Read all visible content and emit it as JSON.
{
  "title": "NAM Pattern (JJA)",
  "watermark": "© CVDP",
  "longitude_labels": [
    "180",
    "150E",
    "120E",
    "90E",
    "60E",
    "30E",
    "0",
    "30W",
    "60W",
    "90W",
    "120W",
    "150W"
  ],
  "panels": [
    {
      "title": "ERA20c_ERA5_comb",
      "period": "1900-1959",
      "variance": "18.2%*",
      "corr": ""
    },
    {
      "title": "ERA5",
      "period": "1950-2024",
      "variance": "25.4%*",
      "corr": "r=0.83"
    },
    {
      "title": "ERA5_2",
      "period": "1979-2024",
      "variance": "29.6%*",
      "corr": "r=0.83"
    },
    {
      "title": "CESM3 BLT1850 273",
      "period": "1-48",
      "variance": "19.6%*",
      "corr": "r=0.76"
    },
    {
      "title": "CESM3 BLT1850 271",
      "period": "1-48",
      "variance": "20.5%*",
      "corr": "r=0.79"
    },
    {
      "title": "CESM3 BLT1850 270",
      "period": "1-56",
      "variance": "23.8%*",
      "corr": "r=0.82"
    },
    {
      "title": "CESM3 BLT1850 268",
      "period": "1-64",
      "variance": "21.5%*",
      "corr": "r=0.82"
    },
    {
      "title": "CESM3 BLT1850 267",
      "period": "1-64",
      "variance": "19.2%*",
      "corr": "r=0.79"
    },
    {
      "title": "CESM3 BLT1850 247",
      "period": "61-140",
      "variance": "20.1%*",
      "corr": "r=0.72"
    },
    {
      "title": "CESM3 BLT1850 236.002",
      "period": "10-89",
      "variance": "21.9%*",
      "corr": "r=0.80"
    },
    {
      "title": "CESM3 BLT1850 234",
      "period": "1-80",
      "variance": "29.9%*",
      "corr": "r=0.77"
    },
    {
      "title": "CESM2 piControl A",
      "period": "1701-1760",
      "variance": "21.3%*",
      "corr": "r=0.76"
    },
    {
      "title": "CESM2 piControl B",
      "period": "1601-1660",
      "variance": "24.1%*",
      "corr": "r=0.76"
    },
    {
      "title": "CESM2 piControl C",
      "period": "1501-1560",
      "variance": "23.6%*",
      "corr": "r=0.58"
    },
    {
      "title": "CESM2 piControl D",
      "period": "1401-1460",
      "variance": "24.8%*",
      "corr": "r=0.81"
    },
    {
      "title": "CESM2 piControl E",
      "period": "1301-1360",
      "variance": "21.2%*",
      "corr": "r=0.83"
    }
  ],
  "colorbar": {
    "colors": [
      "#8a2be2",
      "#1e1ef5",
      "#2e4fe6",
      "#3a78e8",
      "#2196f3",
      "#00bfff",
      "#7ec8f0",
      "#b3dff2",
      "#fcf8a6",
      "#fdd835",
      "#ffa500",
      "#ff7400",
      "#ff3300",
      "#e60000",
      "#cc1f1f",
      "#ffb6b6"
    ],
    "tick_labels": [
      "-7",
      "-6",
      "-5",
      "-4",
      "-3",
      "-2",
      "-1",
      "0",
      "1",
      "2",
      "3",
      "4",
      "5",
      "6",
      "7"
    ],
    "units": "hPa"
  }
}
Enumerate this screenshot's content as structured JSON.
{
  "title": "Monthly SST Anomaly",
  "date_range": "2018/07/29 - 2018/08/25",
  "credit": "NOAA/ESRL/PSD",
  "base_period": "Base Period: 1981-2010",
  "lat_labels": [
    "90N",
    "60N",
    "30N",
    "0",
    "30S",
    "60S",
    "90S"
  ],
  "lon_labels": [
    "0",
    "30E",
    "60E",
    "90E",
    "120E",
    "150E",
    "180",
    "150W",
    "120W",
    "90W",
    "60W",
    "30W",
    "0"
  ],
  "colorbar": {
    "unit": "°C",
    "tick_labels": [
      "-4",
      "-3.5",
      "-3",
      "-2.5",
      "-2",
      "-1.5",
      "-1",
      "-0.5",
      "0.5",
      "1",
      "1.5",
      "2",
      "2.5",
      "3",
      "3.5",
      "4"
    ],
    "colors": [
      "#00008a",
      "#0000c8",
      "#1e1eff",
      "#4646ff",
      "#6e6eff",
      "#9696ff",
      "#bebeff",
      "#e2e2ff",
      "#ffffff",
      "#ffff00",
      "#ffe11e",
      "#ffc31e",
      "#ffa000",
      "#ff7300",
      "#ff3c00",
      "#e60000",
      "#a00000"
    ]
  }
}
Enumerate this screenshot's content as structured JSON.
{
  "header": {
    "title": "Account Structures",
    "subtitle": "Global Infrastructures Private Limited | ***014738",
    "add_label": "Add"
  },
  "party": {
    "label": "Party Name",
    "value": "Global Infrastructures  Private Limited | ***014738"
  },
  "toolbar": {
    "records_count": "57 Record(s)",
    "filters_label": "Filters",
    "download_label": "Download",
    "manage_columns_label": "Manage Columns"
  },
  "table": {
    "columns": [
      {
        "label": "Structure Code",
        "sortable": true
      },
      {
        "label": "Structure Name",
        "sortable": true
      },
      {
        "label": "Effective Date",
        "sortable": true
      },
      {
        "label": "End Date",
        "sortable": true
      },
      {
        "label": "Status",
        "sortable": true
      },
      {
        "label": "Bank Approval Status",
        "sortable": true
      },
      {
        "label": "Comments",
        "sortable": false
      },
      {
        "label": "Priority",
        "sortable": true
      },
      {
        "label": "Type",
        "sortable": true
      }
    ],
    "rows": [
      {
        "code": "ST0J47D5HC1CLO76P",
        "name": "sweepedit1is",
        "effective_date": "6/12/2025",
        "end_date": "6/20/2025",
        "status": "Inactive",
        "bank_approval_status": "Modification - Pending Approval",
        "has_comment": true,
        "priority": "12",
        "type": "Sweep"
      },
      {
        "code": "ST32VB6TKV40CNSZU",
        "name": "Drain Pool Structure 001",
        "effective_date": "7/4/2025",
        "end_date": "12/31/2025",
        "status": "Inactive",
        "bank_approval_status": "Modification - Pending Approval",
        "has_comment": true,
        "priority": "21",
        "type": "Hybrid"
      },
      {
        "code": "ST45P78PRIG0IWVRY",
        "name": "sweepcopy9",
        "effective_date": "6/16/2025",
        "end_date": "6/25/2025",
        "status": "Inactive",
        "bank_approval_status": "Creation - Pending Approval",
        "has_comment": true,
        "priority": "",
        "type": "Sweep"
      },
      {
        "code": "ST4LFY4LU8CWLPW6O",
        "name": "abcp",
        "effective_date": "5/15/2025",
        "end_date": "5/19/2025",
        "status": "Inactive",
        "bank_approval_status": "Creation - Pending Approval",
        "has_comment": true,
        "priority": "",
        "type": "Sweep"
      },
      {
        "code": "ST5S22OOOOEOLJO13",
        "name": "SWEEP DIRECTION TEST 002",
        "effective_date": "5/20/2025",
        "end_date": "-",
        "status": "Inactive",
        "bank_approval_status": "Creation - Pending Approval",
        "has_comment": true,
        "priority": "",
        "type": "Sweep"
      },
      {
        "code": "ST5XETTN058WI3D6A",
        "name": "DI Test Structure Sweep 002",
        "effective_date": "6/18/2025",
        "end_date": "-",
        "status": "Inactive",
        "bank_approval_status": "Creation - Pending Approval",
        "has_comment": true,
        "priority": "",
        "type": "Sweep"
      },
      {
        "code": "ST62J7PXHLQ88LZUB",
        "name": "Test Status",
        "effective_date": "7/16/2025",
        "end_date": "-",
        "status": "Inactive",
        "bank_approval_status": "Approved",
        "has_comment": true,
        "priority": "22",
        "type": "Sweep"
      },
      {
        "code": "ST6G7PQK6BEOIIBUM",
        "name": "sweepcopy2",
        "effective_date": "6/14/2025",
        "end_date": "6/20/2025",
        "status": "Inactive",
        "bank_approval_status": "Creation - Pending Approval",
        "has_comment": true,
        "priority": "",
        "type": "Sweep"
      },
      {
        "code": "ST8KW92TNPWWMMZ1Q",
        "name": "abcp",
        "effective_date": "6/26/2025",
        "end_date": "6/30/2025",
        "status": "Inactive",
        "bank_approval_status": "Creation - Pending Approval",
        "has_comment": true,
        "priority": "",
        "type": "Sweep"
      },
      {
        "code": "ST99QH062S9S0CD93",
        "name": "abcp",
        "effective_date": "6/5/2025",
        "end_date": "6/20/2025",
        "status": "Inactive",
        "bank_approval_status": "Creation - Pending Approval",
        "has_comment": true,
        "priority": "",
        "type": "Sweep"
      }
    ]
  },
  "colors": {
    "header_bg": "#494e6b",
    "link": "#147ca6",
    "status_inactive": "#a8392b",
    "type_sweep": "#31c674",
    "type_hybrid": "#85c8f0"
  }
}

════════

**EXERCISE TASK:** How many lines in the records above hold the word "Limited"? Give only the number.

**EXERCISE RESPONSE:** 2